━━━ READING PASSAGE
Back over to you, Joe. We’ve seen Paul’s journey from The Pact-obsessed Judicial member who wants to be sheriff to hoarding the remaining piece of the travel catalog…what are your thoughts on his actions this episode? Did you read some queer analogies with the way he hid his “abnormalities” as a kid? Any thoughts on that red-glowing keychain that Bernard anxiously holds and its connection to the HDD?
JOE
I’ll confess that I can’t comment on the glowing red keychain because it’s part of what I remember from Hugh Howey’s book series, but at the rate that the TV series is going, we should learn what that mysterious tech means as early as next week’s finale. And it’s a doozy!
Back to your questions about Paul. I really like that queer analogy idea, Terry! The overly “macho” display of aggression in an effort to overcompensate for your own perceived issues is kind of a classic deflection mechanism, isn’t it? I’ll confess that the Syndrome is still one of the more perplexing narrative components of the show.
On the surface, it reads like a symptom of the silo’s unsustainable lifestyle (whether it’s a genetic anomaly courtesy of the small 10K breeding pool, a bodily reaction to a limited diet or lack of natural sunlight, or a reflection of the environmental stressors). In some ways it’s probably not important that we know all of the details, but right now the use of a non-specific disease as a shorthand for discrimination and hierarchy feels a little bit…lazy? The world-building is pretty thorough on Silo so I keep wanting more from this component of the series, however small it is in the grander narrative about the burgeoning rebellion.
As for how Paul reacts, I want to shout out Uche for giving an achingly real performance as Paul struggles to process the image of the beach. He’s so overwhelmed by the majestic beauty, it nearly reduces him to tears and it really helps to sell how precious this Relic is. The burning of the rest of the brochure feels a little knee-jerk reactionary (particularly since Paul doesn’t know about the cameras at this point if I’m not mistaken), but it’s actually a very smart thing to do.
But Terry, do you think that he kept the single image for himself or is it proof that he’ll use to convince Kat of the outside world? If Camille is truly up to something more, do you think she’s a Flamekeeper or merely an opportunist? And what do you think will happen in the S01 finale?!
TERRY
Lots of questions and lots of unknowns, Joe. Given the name of the finale is “Outside”, I’m guessing that Jules will go…well, outside. If she knows that the outside world isn’t the damaged and destroyed place that everyone in the silo believes it to be, I think she would embrace being sent out “to clean.” And if, as your question suggests, Paul uses the page to convince Kat of the outside world, I’m wondering if a number of people will be joining Jules outside.
I’m unsure of Camille’s motives and my theory-crafting is based on a line-reading of a very small bit of dialogue. But it would be a fun twist to find out that Sims–or, at the very least, his wife–has been doing everything they’ve done to topple the silo regime. But who knows at this point.
The best thing about Silo right now is that I don’t really know what to expect with the finale! I would like to see what this door is all about in the underground that George kept talking about. I wonder if that’s actually the way Jules gets to the surface. I would also like to know what’s going on with the keychain and if that number 18 denotes their specific silo. Surely, at this point, we can assume they aren’t the only silo in America.
Which leads to the biggest question: Why. Is the silo a way of enslaving folk to create energy for the rest of America? Are there rich people on the top who are benefiting from whatever it is the silos are doing? And did Allison and Holston survive? Or did their suits secrete some kind of poison to kill them?
All I know is that I’m excited to finish this first season–particularly knowing that a second one is a sure thing now–and I can’t wait to find out what happens when we head back to Queer.Horror.Movies for the season one finale, “Outside.”
━━━━━━
EXERCISE AIM → Translate this sentence from the Silo discussion into Spanish: "The best thing about Silo right now is that I don’t really know what to expect with the finale!" The material after this text comes from a separate source.
━━━ DATASET
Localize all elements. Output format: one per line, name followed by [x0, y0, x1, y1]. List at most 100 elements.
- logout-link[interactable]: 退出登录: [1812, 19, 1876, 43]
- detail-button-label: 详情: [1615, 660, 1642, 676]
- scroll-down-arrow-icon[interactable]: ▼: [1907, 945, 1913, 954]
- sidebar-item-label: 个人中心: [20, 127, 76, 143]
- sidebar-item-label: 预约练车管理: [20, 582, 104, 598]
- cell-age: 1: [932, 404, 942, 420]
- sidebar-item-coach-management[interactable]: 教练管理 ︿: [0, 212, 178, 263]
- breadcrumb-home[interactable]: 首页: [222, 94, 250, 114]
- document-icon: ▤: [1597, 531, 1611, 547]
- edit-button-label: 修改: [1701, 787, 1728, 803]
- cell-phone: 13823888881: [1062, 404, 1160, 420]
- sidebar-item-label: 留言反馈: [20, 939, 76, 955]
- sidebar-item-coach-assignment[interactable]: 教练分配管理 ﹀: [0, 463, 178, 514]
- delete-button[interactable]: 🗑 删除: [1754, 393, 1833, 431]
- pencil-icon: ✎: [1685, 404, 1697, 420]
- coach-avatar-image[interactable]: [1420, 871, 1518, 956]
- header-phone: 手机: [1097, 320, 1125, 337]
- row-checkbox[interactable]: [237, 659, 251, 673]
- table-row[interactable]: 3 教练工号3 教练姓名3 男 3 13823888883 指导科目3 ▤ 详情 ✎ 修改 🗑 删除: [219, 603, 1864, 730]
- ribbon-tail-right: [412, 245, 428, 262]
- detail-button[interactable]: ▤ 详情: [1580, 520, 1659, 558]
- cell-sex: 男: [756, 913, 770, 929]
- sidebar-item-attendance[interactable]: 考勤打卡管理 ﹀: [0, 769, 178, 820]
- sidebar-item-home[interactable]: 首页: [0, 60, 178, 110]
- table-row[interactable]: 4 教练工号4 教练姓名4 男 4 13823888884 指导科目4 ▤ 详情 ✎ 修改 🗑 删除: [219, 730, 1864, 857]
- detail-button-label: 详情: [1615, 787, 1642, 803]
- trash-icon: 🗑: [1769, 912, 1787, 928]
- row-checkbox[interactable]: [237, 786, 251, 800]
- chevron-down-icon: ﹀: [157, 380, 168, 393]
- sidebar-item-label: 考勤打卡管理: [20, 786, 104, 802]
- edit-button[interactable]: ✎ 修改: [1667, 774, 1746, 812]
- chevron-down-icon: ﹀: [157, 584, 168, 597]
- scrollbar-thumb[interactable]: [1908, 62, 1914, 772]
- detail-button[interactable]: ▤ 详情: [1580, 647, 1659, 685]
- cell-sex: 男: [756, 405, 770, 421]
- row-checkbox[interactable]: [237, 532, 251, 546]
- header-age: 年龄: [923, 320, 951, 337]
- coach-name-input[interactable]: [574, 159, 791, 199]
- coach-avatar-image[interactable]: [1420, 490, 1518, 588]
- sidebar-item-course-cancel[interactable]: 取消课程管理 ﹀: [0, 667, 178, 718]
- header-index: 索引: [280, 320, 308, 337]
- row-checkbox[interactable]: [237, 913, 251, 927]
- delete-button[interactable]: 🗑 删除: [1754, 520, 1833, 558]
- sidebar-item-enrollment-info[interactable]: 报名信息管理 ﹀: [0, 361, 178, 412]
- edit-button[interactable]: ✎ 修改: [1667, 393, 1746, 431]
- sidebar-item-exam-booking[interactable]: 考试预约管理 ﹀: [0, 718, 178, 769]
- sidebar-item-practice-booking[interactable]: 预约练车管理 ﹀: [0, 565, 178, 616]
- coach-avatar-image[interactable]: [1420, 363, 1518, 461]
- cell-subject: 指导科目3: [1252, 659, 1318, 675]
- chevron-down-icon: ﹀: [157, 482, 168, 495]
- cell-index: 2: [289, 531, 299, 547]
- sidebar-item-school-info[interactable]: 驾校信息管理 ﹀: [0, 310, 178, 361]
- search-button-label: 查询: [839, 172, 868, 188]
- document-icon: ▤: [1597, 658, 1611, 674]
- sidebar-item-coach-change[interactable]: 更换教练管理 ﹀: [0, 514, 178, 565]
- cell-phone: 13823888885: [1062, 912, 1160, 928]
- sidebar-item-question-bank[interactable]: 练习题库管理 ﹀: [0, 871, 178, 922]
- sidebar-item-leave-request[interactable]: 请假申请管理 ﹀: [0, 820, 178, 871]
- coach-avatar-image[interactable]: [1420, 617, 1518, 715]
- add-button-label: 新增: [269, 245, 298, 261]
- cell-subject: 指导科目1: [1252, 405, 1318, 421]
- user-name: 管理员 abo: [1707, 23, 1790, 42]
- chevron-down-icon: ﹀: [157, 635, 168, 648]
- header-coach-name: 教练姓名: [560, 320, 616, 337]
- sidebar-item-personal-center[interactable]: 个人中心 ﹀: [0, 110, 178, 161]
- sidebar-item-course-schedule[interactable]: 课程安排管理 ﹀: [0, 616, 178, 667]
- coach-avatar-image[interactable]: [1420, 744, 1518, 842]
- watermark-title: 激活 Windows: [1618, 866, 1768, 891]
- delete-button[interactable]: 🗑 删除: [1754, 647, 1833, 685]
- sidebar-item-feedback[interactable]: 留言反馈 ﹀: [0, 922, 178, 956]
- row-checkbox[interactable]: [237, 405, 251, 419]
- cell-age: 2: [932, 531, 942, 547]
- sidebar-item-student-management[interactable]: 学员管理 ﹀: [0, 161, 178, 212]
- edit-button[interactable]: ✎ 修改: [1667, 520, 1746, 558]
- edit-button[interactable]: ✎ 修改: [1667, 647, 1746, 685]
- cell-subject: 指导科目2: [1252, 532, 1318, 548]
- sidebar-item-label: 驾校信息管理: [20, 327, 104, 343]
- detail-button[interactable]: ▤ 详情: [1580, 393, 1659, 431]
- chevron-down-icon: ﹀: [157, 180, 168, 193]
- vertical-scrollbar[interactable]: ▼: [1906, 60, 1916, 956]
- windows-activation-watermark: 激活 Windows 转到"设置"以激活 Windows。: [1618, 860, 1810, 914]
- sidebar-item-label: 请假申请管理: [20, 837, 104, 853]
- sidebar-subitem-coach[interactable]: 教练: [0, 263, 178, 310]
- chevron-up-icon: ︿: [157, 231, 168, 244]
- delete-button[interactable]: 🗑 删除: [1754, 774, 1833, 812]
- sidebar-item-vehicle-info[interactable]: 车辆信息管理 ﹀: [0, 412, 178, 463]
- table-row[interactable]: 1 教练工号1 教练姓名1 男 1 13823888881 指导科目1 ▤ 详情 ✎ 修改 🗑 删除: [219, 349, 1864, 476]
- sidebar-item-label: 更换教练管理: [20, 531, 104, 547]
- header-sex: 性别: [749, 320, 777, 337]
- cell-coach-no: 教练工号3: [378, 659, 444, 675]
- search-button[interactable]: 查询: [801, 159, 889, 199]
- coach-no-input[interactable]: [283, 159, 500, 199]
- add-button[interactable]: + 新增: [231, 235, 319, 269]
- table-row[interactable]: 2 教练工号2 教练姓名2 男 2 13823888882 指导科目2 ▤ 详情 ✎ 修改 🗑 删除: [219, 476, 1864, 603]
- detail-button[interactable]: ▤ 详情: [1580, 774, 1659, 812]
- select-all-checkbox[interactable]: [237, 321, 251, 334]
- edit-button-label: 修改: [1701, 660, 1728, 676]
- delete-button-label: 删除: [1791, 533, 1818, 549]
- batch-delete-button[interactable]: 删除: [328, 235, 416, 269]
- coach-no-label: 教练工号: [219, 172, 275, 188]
━━━━━━
WRITTEN ANSWER → ¡Lo mejor de Silo ahora mismo es que realmente no sé qué esperar del final de temporada!